--- start SUPPLIED RECORDS ---
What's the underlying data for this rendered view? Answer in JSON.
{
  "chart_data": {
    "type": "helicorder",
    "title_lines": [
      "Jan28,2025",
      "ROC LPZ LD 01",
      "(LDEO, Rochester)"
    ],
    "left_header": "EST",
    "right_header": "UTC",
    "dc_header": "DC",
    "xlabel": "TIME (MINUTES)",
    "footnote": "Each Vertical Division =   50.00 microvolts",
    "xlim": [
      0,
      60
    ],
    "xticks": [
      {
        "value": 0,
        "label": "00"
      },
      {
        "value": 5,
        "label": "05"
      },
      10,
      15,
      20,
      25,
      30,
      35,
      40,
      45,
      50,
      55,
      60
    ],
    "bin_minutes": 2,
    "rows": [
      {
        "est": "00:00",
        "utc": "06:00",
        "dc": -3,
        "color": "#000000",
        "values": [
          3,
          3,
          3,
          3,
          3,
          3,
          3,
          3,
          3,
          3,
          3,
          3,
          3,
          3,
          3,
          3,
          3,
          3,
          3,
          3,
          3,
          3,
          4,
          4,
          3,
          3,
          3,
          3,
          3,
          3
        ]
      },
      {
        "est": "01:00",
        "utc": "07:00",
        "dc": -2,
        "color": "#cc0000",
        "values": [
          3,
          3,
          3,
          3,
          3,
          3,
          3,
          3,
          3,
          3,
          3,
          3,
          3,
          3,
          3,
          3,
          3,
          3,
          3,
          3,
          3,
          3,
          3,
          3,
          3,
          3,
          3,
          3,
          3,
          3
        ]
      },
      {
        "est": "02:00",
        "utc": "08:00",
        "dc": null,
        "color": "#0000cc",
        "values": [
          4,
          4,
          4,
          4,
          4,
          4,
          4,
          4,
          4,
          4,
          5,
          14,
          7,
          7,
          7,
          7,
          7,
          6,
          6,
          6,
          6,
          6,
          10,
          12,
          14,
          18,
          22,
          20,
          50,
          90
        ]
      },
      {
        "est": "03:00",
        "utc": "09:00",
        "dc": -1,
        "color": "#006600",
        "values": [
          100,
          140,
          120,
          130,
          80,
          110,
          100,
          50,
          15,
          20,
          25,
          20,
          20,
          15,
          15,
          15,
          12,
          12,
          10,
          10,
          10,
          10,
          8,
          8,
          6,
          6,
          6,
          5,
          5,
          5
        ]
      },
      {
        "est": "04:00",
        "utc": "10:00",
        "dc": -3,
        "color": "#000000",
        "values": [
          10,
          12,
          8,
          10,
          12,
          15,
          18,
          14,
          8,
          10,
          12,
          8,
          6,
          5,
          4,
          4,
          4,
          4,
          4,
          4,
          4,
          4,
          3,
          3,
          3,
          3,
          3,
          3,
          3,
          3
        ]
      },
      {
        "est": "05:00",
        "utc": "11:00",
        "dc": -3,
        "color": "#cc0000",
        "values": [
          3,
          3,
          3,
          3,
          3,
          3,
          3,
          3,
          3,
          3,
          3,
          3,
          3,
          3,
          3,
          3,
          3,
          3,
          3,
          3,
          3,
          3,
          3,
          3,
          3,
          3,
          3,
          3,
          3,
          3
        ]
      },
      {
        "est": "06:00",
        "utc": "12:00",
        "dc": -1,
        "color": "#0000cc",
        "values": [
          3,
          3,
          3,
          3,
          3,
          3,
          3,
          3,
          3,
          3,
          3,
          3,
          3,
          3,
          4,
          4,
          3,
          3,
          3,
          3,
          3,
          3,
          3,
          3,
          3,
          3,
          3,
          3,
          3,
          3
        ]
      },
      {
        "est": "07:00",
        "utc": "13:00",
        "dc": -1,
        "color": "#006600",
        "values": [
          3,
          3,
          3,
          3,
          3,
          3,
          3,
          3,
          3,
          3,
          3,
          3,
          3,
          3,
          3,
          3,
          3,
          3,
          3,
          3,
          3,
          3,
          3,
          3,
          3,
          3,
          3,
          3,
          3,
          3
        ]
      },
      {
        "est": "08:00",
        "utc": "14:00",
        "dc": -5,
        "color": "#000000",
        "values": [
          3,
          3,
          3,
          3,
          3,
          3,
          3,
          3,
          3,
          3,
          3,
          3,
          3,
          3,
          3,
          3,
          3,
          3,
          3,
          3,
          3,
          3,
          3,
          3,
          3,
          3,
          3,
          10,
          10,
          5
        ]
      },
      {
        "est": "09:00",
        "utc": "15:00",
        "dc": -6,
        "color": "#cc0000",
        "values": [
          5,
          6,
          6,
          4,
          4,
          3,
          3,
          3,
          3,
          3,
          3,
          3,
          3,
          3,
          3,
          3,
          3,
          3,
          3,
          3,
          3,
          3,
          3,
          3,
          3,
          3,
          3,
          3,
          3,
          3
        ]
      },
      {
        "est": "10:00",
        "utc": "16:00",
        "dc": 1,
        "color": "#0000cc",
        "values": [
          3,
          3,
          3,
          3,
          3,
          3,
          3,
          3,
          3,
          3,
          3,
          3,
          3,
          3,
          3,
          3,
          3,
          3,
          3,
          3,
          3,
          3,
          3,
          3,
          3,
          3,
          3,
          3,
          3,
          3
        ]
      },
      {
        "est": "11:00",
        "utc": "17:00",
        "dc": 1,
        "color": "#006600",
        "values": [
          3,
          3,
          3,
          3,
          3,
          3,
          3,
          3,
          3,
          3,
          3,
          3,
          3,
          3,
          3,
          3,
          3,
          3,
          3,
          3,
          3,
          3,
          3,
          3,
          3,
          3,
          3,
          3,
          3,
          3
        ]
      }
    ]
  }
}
--- end SUPPLIED RECORDS ---
Return every line exactly.

• SOLUTION FOR THIS PROBLEM
What's the underlying data for this rendered view? Answer in JSON.
{
  "chart_data": {
    "type": "helicorder",
    "title_lines": [
      "Jan28,2025",
      "ROC LPZ LD 01",
      "(LDEO, Rochester)"
    ],
    "left_header": "EST",
    "right_header": "UTC",
    "dc_header": "DC",
    "xlabel": "TIME (MINUTES)",
    "footnote": "Each Vertical Division =   50.00 microvolts",
    "xlim": [
      0,
      60
    ],
    "xticks": [
      {
        "value": 0,
        "label": "00"
      },
      {
        "value": 5,
        "label": "05"
      },
      10,
      15,
      20,
      25,
      30,
      35,
      40,
      45,
      50,
      55,
      60
    ],
    "bin_minutes": 2,
    "rows": [
      {
        "est": "00:00",
        "utc": "06:00",
        "dc": -3,
        "color": "#000000",
        "values": [
          3,
          3,
          3,
          3,
          3,
          3,
          3,
          3,
          3,
          3,
          3,
          3,
          3,
          3,
          3,
          3,
          3,
          3,
          3,
          3,
          3,
          3,
          4,
          4,
          3,
          3,
          3,
          3,
          3,
          3
        ]
      },
      {
        "est": "01:00",
        "utc": "07:00",
        "dc": -2,
        "color": "#cc0000",
        "values": [
          3,
          3,
          3,
          3,
          3,
          3,
          3,
          3,
          3,
          3,
          3,
          3,
          3,
          3,
          3,
          3,
          3,
          3,
          3,
          3,
          3,
          3,
          3,
          3,
          3,
          3,
          3,
          3,
          3,
          3
        ]
      },
      {
        "est": "02:00",
        "utc": "08:00",
        "dc": null,
        "color": "#0000cc",
        "values": [
          4,
          4,
          4,
          4,
          4,
          4,
          4,
          4,
          4,
          4,
          5,
          14,
          7,
          7,
          7,
          7,
          7,
          6,
          6,
          6,
          6,
          6,
          10,
          12,
          14,
          18,
          22,
          20,
          50,
          90
        ]
      },
      {
        "est": "03:00",
        "utc": "09:00",
        "dc": -1,
        "color": "#006600",
        "values": [
          100,
          140,
          120,
          130,
          80,
          110,
          100,
          50,
          15,
          20,
          25,
          20,
          20,
          15,
          15,
          15,
          12,
          12,
          10,
          10,
          10,
          10,
          8,
          8,
          6,
          6,
          6,
          5,
          5,
          5
        ]
      },
      {
        "est": "04:00",
        "utc": "10:00",
        "dc": -3,
        "color": "#000000",
        "values": [
          10,
          12,
          8,
          10,
          12,
          15,
          18,
          14,
          8,
          10,
          12,
          8,
          6,
          5,
          4,
          4,
          4,
          4,
          4,
          4,
          4,
          4,
          3,
          3,
          3,
          3,
          3,
          3,
          3,
          3
        ]
      },
      {
        "est": "05:00",
        "utc": "11:00",
        "dc": -3,
        "color": "#cc0000",
        "values": [
          3,
          3,
          3,
          3,
          3,
          3,
          3,
          3,
          3,
          3,
          3,
          3,
          3,
          3,
          3,
          3,
          3,
          3,
          3,
          3,
          3,
          3,
          3,
          3,
          3,
          3,
          3,
          3,
          3,
          3
        ]
      },
      {
        "est": "06:00",
        "utc": "12:00",
        "dc": -1,
        "color": "#0000cc",
        "values": [
          3,
          3,
          3,
          3,
          3,
          3,
          3,
          3,
          3,
          3,
          3,
          3,
          3,
          3,
          4,
          4,
          3,
          3,
          3,
          3,
          3,
          3,
          3,
          3,
          3,
          3,
          3,
          3,
          3,
          3
        ]
      },
      {
        "est": "07:00",
        "utc": "13:00",
        "dc": -1,
        "color": "#006600",
        "values": [
          3,
          3,
          3,
          3,
          3,
          3,
          3,
          3,
          3,
          3,
          3,
          3,
          3,
          3,
          3,
          3,
          3,
          3,
          3,
          3,
          3,
          3,
          3,
          3,
          3,
          3,
          3,
          3,
          3,
          3
        ]
      },
      {
        "est": "08:00",
        "utc": "14:00",
        "dc": -5,
        "color": "#000000",
        "values": [
          3,
          3,
          3,
          3,
          3,
          3,
          3,
          3,
          3,
          3,
          3,
          3,
          3,
          3,
          3,
          3,
          3,
          3,
          3,
          3,
          3,
          3,
          3,
          3,
          3,
          3,
          3,
          10,
          10,
          5
        ]
      },
      {
        "est": "09:00",
        "utc": "15:00",
        "dc": -6,
        "color": "#cc0000",
        "values": [
          5,
          6,
          6,
          4,
          4,
          3,
          3,
          3,
          3,
          3,
          3,
          3,
          3,
          3,
          3,
          3,
          3,
          3,
          3,
          3,
          3,
          3,
          3,
          3,
          3,
          3,
          3,
          3,
          3,
          3
        ]
      },
      {
        "est": "10:00",
        "utc": "16:00",
        "dc": 1,
        "color": "#0000cc",
        "values": [
          3,
          3,
          3,
          3,
          3,
          3,
          3,
          3,
          3,
          3,
          3,
          3,
          3,
          3,
          3,
          3,
          3,
          3,
          3,
          3,
          3,
          3,
          3,
          3,
          3,
          3,
          3,
          3,
          3,
          3
        ]
      },
      {
        "est": "11:00",
        "utc": "17:00",
        "dc": 1,
        "color": "#006600",
        "values": [
          3,
          3,
          3,
          3,
          3,
          3,
          3,
          3,
          3,
          3,
          3,
          3,
          3,
          3,
          3,
          3,
          3,
          3,
          3,
          3,
          3,
          3,
          3,
          3,
          3,
          3,
          3,
          3,
          3,
          3
        ]
      }
    ]
  }
}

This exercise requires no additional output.